### Records about charts and figures

## Begin

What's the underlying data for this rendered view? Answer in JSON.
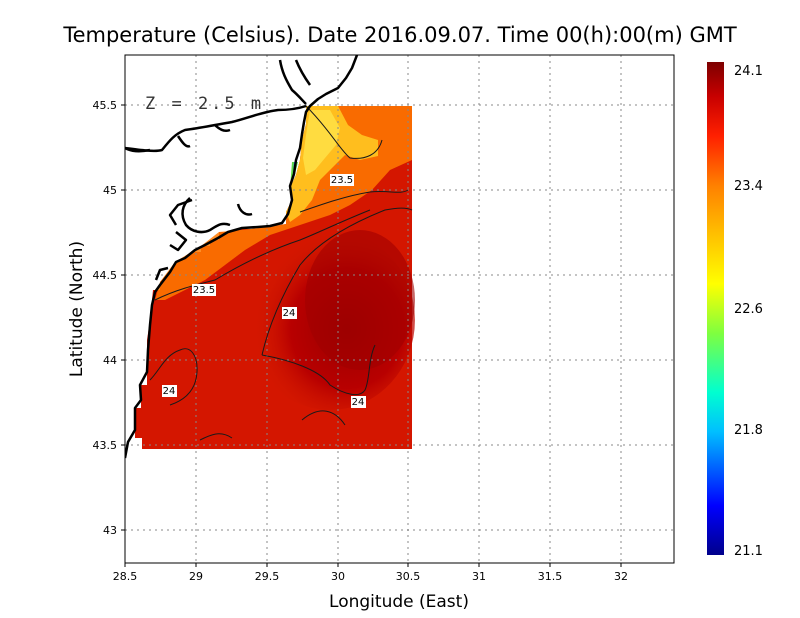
{
  "title": "Temperature (Celsius). Date 2016.09.07. Time 00(h):00(m) GMT",
  "depth_label": "Z = 2.5 m",
  "x_axis": {
    "label": "Longitude (East)",
    "ticks": [
      "28.5",
      "29",
      "29.5",
      "30",
      "30.5",
      "31",
      "31.5",
      "32"
    ]
  },
  "y_axis": {
    "label": "Latitude (North)",
    "ticks": [
      "43",
      "43.5",
      "44",
      "44.5",
      "45",
      "45.5"
    ]
  },
  "colorbar": {
    "ticks": [
      "24.1",
      "23.4",
      "22.6",
      "21.8",
      "21.1"
    ],
    "colors": [
      "#00008b",
      "#0000ff",
      "#00bfff",
      "#00ffd0",
      "#7fff3f",
      "#ffff00",
      "#ffc000",
      "#ff8000",
      "#ff2000",
      "#c80000",
      "#7d0000"
    ]
  },
  "contour_labels": [
    "23.5",
    "23.5",
    "24",
    "24",
    "24"
  ],
  "map_data": {
    "lon_range": [
      28.5,
      32.4
    ],
    "lat_range": [
      42.8,
      45.8
    ],
    "data_domain": {
      "lon": [
        28.65,
        30.55
      ],
      "lat": [
        43.48,
        45.5
      ]
    },
    "value_range": [
      21.1,
      24.1
    ],
    "grid": true
  }
}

## End

### WHAT YOU WILL DO
Copy the whole listing above word for word but do not carry over the pictures.

### EXPECTED ANSWER
What's the underlying data for this rendered view? Answer in JSON.
{
  "title": "Temperature (Celsius). Date 2016.09.07. Time 00(h):00(m) GMT",
  "depth_label": "Z = 2.5 m",
  "x_axis": {
    "label": "Longitude (East)",
    "ticks": [
      "28.5",
      "29",
      "29.5",
      "30",
      "30.5",
      "31",
      "31.5",
      "32"
    ]
  },
  "y_axis": {
    "label": "Latitude (North)",
    "ticks": [
      "43",
      "43.5",
      "44",
      "44.5",
      "45",
      "45.5"
    ]
  },
  "colorbar": {
    "ticks": [
      "24.1",
      "23.4",
      "22.6",
      "21.8",
      "21.1"
    ],
    "colors": [
      "#00008b",
      "#0000ff",
      "#00bfff",
      "#00ffd0",
      "#7fff3f",
      "#ffff00",
      "#ffc000",
      "#ff8000",
      "#ff2000",
      "#c80000",
      "#7d0000"
    ]
  },
  "contour_labels": [
    "23.5",
    "23.5",
    "24",
    "24",
    "24"
  ],
  "map_data": {
    "lon_range": [
      28.5,
      32.4
    ],
    "lat_range": [
      42.8,
      45.8
    ],
    "data_domain": {
      "lon": [
        28.65,
        30.55
      ],
      "lat": [
        43.48,
        45.5
      ]
    },
    "value_range": [
      21.1,
      24.1
    ],
    "grid": true
  }
}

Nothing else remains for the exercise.